--- Text shown ---

━━━━━━━━━━━━━━━━━━━━━━━━━━━━━━

Minnesota Gov. Tim Walz picked by Harris as her running mate on Democratic ticket

In Kentucky, Beshear pledges full support, says it was an honor to have been considered

By: - August 6, 2024 9:53 am

Minnesota Gov. Tim Walz speaks at a Biden-Harris campaign and DNC press conference on July 17, 2024 in Milwaukee, Wisconsin. The press conference was held to address Project 2025 and Republican policies on abortion. (Photo by Jim Vondruska/Getty Images)

Vice President Kamala Harris, the Democratic nominee for president, selected Minnesota Gov. Tim Walz as her running mate Tuesday, in a move meant to boost the Democratic ticket’s appeal in key Midwestern states and with blue-collar voters.

Walz, a former social studies teacher and Army National Guard veteran who won challenging elections in a rural U.S. House district before running for governor in 2018 and winning reelection in 2022, balances Harris geographically and demographically, while bringing a history of campaign wins in purple-to-red areas and a governing record among the most progressive of any contender to join the ticket.

━━━━━━━━━━━━━━━━━━━━━━━━━━━━━━

--- Dataset ---
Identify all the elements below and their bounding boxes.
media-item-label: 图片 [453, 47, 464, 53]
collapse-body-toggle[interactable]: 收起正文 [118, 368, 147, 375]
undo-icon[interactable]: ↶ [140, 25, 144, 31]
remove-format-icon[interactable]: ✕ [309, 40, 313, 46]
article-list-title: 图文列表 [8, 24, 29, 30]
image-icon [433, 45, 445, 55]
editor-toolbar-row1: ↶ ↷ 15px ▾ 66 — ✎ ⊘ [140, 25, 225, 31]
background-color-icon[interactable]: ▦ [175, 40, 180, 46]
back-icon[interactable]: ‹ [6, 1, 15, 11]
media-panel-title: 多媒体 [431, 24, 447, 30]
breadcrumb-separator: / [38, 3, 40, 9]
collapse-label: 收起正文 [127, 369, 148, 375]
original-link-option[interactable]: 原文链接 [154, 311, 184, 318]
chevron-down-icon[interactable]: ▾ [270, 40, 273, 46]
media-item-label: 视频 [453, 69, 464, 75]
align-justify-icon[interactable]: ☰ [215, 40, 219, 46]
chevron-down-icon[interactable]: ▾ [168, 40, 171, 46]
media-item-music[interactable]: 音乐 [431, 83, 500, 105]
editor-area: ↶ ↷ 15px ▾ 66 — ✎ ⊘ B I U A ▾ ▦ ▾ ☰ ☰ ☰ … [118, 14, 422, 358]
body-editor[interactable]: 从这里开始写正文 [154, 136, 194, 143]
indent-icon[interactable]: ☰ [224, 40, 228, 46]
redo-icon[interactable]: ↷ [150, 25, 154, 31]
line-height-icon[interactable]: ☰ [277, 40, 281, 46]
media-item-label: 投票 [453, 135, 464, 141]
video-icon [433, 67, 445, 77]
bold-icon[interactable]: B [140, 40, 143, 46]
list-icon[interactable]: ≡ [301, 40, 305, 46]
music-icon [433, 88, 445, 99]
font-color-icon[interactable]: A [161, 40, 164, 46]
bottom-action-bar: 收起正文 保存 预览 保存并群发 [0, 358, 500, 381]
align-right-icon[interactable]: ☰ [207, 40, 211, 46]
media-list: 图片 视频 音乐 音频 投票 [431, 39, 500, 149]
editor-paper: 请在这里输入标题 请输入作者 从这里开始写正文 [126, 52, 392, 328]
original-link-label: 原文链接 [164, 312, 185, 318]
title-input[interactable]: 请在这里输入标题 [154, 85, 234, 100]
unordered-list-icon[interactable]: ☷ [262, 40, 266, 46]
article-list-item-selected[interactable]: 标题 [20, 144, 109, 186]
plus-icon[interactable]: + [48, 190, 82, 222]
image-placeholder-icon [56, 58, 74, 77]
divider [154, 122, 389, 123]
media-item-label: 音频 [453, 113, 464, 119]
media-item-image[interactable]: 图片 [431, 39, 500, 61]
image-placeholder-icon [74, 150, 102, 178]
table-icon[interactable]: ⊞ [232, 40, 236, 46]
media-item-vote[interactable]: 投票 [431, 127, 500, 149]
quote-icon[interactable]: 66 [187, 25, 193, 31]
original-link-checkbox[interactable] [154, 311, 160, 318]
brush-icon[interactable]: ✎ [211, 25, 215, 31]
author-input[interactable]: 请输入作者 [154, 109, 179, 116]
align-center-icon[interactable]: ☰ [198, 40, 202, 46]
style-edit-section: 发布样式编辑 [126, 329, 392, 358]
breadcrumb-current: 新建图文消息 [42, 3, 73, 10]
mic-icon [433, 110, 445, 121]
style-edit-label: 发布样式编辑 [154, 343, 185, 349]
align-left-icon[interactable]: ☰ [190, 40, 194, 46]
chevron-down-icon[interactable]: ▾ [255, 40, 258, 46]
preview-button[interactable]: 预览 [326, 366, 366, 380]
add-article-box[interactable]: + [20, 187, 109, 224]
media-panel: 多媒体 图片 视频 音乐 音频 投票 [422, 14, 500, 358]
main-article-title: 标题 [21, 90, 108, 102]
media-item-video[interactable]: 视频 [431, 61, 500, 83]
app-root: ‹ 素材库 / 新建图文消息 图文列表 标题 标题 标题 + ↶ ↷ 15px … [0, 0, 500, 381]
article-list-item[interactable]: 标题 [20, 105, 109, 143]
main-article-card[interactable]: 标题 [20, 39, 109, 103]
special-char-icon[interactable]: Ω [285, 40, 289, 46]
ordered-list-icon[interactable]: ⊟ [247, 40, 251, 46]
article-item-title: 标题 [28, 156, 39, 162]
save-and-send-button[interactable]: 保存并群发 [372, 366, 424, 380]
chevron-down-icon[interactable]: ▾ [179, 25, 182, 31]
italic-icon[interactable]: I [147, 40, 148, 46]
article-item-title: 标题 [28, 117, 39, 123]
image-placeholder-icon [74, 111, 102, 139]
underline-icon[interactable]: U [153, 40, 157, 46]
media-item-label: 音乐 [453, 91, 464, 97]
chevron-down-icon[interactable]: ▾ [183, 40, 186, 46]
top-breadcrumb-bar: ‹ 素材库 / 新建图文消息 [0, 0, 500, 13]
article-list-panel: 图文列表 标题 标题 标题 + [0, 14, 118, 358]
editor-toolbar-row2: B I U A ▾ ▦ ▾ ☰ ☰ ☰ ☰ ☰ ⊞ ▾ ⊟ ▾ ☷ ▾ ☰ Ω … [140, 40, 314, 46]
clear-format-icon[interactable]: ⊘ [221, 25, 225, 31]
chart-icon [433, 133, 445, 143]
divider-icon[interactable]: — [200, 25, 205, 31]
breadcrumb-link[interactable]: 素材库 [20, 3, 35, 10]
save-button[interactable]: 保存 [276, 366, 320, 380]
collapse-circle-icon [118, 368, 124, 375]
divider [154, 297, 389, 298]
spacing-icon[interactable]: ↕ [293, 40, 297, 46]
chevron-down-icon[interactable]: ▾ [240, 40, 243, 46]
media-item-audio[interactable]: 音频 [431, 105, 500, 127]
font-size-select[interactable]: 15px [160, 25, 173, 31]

━━━━━━━━━━━━━━━━━━━━━━━━━━━━━━

--- Work request 1 ---
According to the article on Harris choosing Walz as her running mate, in what year did Walz win reelection as governor?
--- Work request 2 ---
Continue the article on Harris choosing Walz as her running mate, starting after its last sentence.
None of the tasks use the records.

--- Result 1 ---
2022

--- Result 2 ---
“One of the things that stood out to me about Tim is how his convictions on fighting for middle class families run deep,” Harris wrote in a statement. “It’s personal. As a governor, a coach, a teacher, and a veteran, he’s delivered for working families like his own. We are going to build a great partnership. We start out as underdogs but I believe together, we can win this election.”

Walz was seen as the preferred vice presidential pick of the party’s progressive wing, especially as an alternative to Pennsylvania Gov. Josh Shapiro. Harris interviewed both governors, and U.S. Sen. Mark Kelly of Arizona, in Washington Sunday as she whittled down her shortlist.

More speculation about Beshear?

Gov. Andy Beshear told reporters Monday that his being mentioned as a possible presidential contender is a positive reflection on Kentucky. The governor had just spoken at a celebration of Kentucky State Parks' 100th anniversary. (Kentucky Lantern photo by McKenna Horsley)
Gov. Andy Beshear (Kentucky Lantern photo by McKenna Horsley)

News that another governor will be Democratic presidential nominee Kamala Harris’ running mate ended speculation about Kentucky Gov. Andy Beshear’s chances of getting the nod and kicked off speculation about whether he would have a place in a Harris administration.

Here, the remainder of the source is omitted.